Data excerpts
*-*-*

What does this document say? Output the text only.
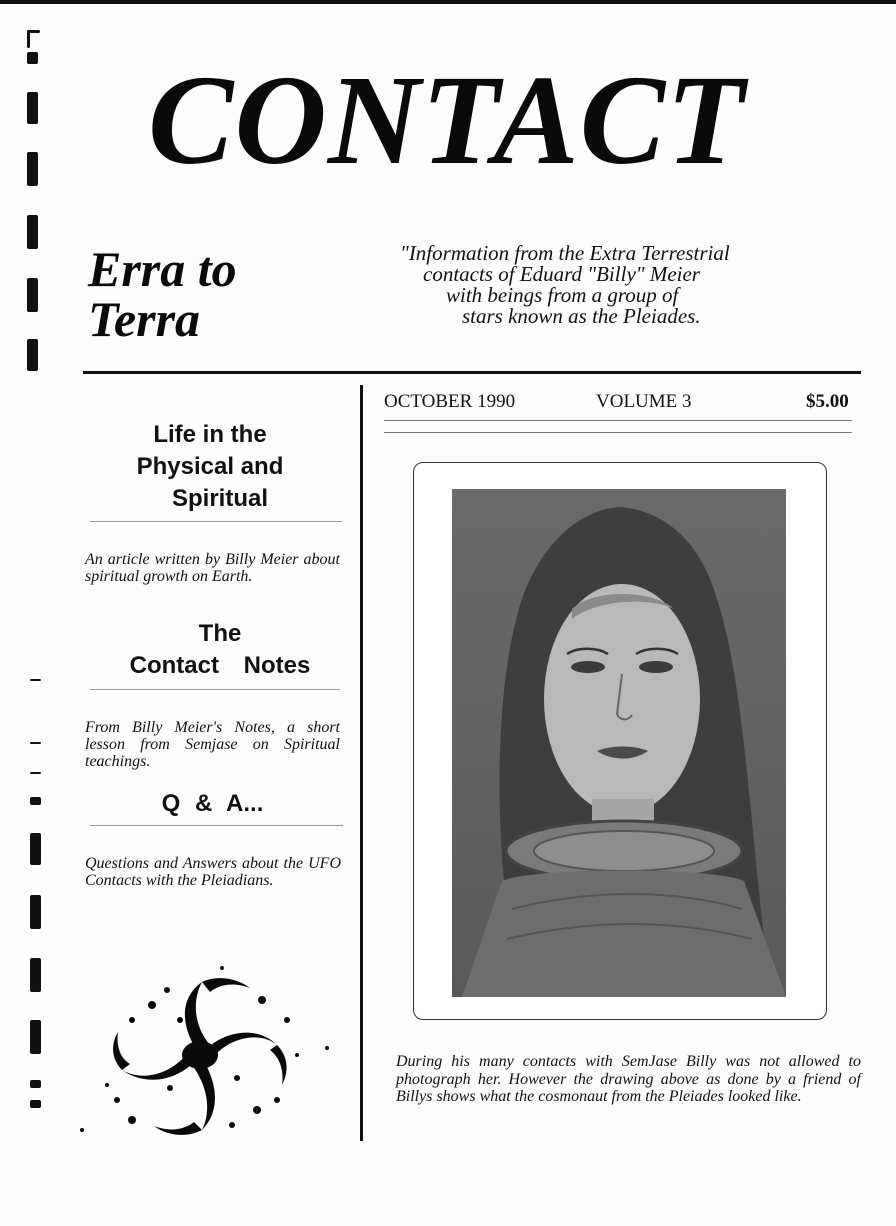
CONTACT
Erra to
Terra
"Information from the Extra Terrestrial
contacts of Eduard "Billy" Meier
with beings from a group of
stars known as the Pleiades.
OCTOBER 1990	VOLUME 3	$5.00
Life in the
Physical and
Spiritual
An article written by Billy Meier about spiritual growth on Earth.
The
Contact Notes
From Billy Meier's Notes, a short lesson from Semjase on Spiritual teachings.
Q & A...
Questions and Answers about the UFO Contacts with the Pleiadians.
During his many contacts with SemJase Billy was not allowed to photograph her. However the drawing above as done by a friend of Billys shows what the cosmonaut from the Pleiades looked like.
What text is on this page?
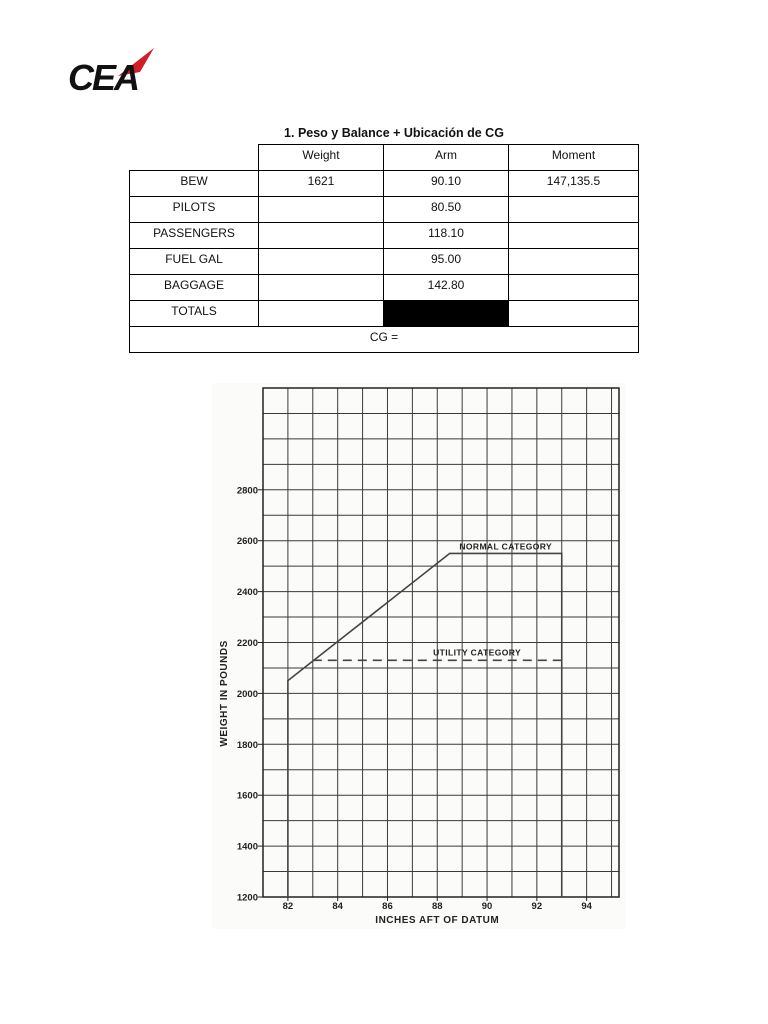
CEA
1. Peso y Balance + Ubicación de CG
	Weight	Arm	Moment
BEW	1621	90.10	147,135.5
PILOTS		80.50	
PASSENGERS		118.10	
FUEL GAL		95.00	
BAGGAGE		142.80	
TOTALS			
CG =			
1200
1400
1600
1800
2000
2200
2400
2600
2800
82	84	86	88	90	92	94
INCHES AFT OF DATUM
WEIGHT IN POUNDS
NORMAL CATEGORY
UTILITY CATEGORY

*-*-*

#### GOAL:
Without the pictures, write out every entry precisely as it appears.

#### RESULT FOR THIS EXERCISE:
What does this document say? Output the text only.
CONTACT
Erra to
Terra
"Information from the Extra Terrestrial
contacts of Eduard "Billy" Meier
with beings from a group of
stars known as the Pleiades.
OCTOBER 1990	VOLUME 3	$5.00
Life in the
Physical and
Spiritual
An article written by Billy Meier about spiritual growth on Earth.
The
Contact Notes
From Billy Meier's Notes, a short lesson from Semjase on Spiritual teachings.
Q & A...
Questions and Answers about the UFO Contacts with the Pleiadians.
During his many contacts with SemJase Billy was not allowed to photograph her. However the drawing above as done by a friend of Billys shows what the cosmonaut from the Pleiades looked like.
What text is on this page?
CEA
1. Peso y Balance + Ubicación de CG
	Weight	Arm	Moment
BEW	1621	90.10	147,135.5
PILOTS		80.50	
PASSENGERS		118.10	
FUEL GAL		95.00	
BAGGAGE		142.80	
TOTALS			
CG =			
1200
1400
1600
1800
2000
2200
2400
2600
2800
82	84	86	88	90	92	94
INCHES AFT OF DATUM
WEIGHT IN POUNDS
NORMAL CATEGORY
UTILITY CATEGORY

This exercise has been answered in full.